==== Bloco de texto

O Brasil ganhou recentemente sua primeira sala de cinema Imax, localizada em São Paulo, no Shopping Bourbon Pompéia. E agora esta ganha sua primeira estréia tremendona. Nada de documentários sobre bichinhos fofinhos do fundo do mar. Temos o retorno do Homem-Morcego aos cinemas, aquecendo as turbinas para o Oscar.
Com o interesse nas estatuetas do careca dourado, somado ao fato de que praticamente todas as cenas de ação de Batman – O Cavaleiro das Trevas foram filmadas em câmeras Imax, este se torna o exemplar ideal para conferir no cinema da tela gigante. Mas antes, como é de praxe, uma historinha.
O IMAX E EU
Alguns anos atrás, durante uma viagem à África do Sul (se não me falha a memória), tive a oportunidade de ir a um cinema Imax, onde assisti Matrix Revolutions. Fiquei impressionado. A tela era realmente gigantesca, e sim, pegava a parede inteira. A sala em formato stadium e em disposição circular, tinha uma inclinação absurda e de onde quer que você se sentasse, via apenas a tela.
Com isso, a imersão era total. Assistir ao filme era como estar sentado na primeira fileira de um cinema convencional, ou como ver uma partida de tênis, você tinha que mexer a cabeça para ver tudo o que rolava. Confesso que fiquei até meio tonto com tanto movimento, em tamanho gigantesco, bem na minha fuça.

========
==== Dados brutos

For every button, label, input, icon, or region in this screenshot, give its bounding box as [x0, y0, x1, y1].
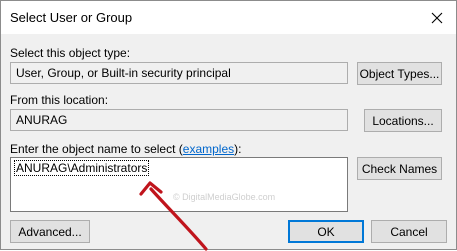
watermark-text: © DigitalMediaGlobe.com — [173, 192, 276, 202]
locations-button[interactable]: Locations... — [364, 109, 442, 132]
object-name-label: Enter the object name to select (example… — [10, 142, 241, 156]
location-field: ANURAG — [10, 109, 348, 131]
title-bar: Select User or Group — [1, 1, 456, 34]
ok-button[interactable]: OK — [288, 220, 364, 243]
object-name-value: ANURAG\Administrators — [14, 160, 150, 176]
object-name-label-suffix: ): — [234, 142, 242, 156]
dialog-body: Select this object type: User, Group, or… — [1, 34, 456, 249]
advanced-button[interactable]: Advanced... — [10, 220, 90, 243]
dialog-title: Select User or Group — [10, 10, 133, 25]
object-name-input[interactable]: ANURAG\Administrators — [10, 157, 348, 212]
close-button[interactable] — [422, 4, 452, 32]
examples-link[interactable]: examples — [183, 142, 234, 156]
cancel-button[interactable]: Cancel — [371, 220, 447, 243]
close-icon — [431, 12, 443, 24]
object-type-label: Select this object type: — [10, 46, 131, 60]
dialog-window: Select User or Group Select this object … — [0, 0, 457, 251]
object-name-label-prefix: Enter the object name to select ( — [10, 142, 183, 156]
location-label: From this location: — [10, 93, 109, 107]
check-names-button[interactable]: Check Names — [357, 157, 442, 180]
object-types-button[interactable]: Object Types... — [357, 62, 442, 85]
object-type-field: User, Group, or Built-in security princi… — [10, 62, 348, 84]
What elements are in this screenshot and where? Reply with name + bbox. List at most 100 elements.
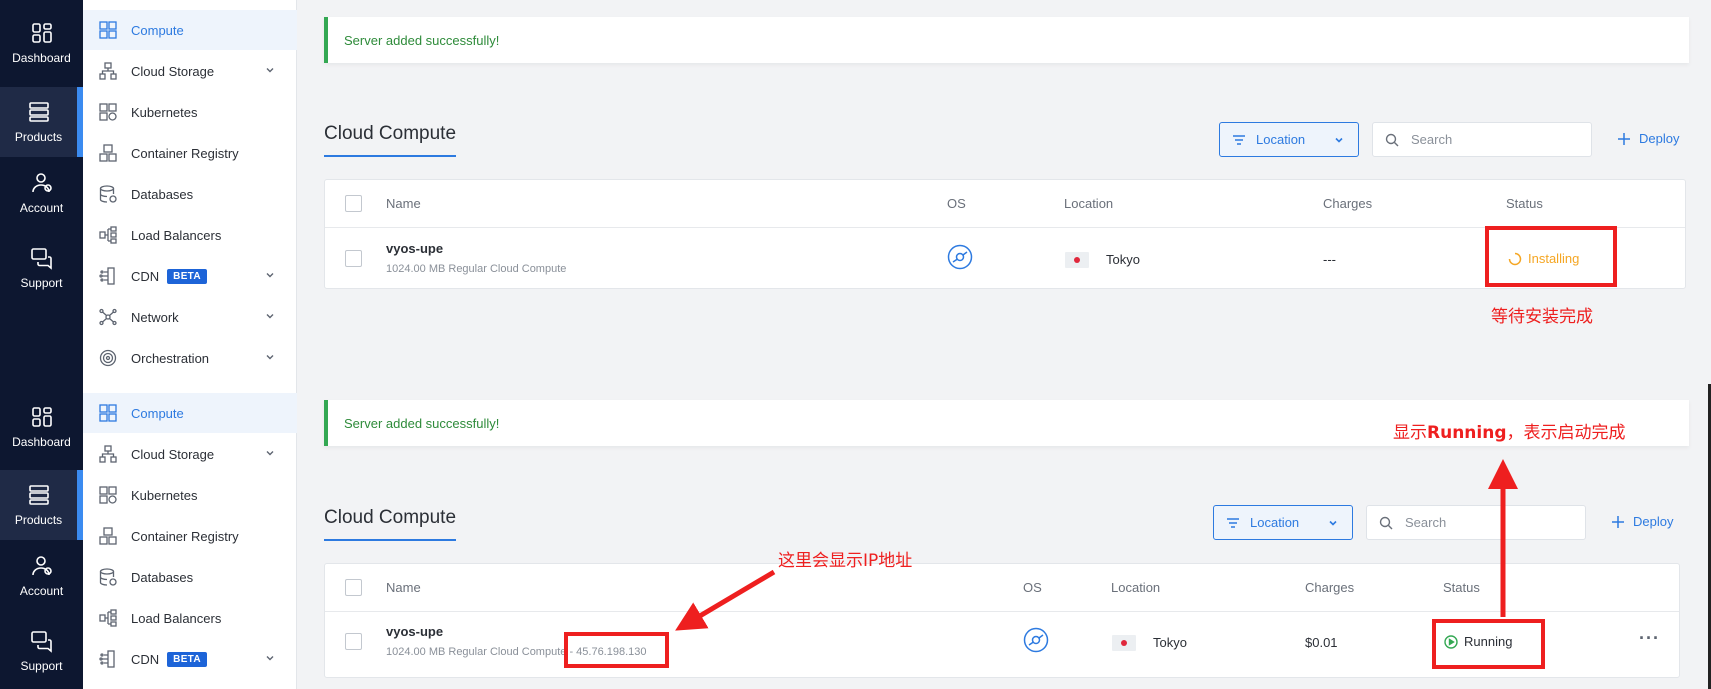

========

- [Instruções]:
1. Reproduza, do texto sobre o cinema Imax, o trecho que vai de "Com isso, a" até "na minha fuça.", sem mudar nada.
2. Dê sequência ao texto sobre o cinema Imax, começando logo depois da última frase dele.
As linhas são um material à parte, sem ligação com o texto sobre o cinema Imax.

- [As respostas]:
1.
Com isso, a imersão era total. Assistir ao filme era como estar sentado na primeira fileira de um cinema convencional, ou como ver uma partida de tênis, você tinha que mexer a cabeça para ver tudo o que rolava. Confesso que fiquei até meio tonto com tanto movimento, em tamanho gigantesco, bem na minha fuça.

2.
A sala tupiniquim não é bem assim. Se minha memória não me prega nenhuma peça, a tela nacional é bem menor, o que não dá aquela sensação de estar dentro do filme. Mas ainda assim é consideravelmente grande. Sentei na última fileira e conseguia ver as paredes dos lados da sala. E as poltronas da frente batiam nos meus joelhos! E olha que eu não sou de forma alguma um gigante. Tenho módicos 1,73m e fiquei desconfortável. Mesmo assim, o tamanho da imagem impressiona e na sessão em questão, o som estava no talo, fazendo o peito tremer. Eu não sou fã de sair surdo do cinema, mas se você gosta, esta sala é o que há. Mas o que de fato importa é a versão Imax do Cavaleiro das Trevas. Bem, um pouco de calma porque antes vou aproveitar o espaço para dar minhas impressões sobre o filme, e quem quiser apenas saber como é vê-lo no ultra-hiper-mega telão (que no final das contas é apenas ultra-hiper), é só pular para o último tópico.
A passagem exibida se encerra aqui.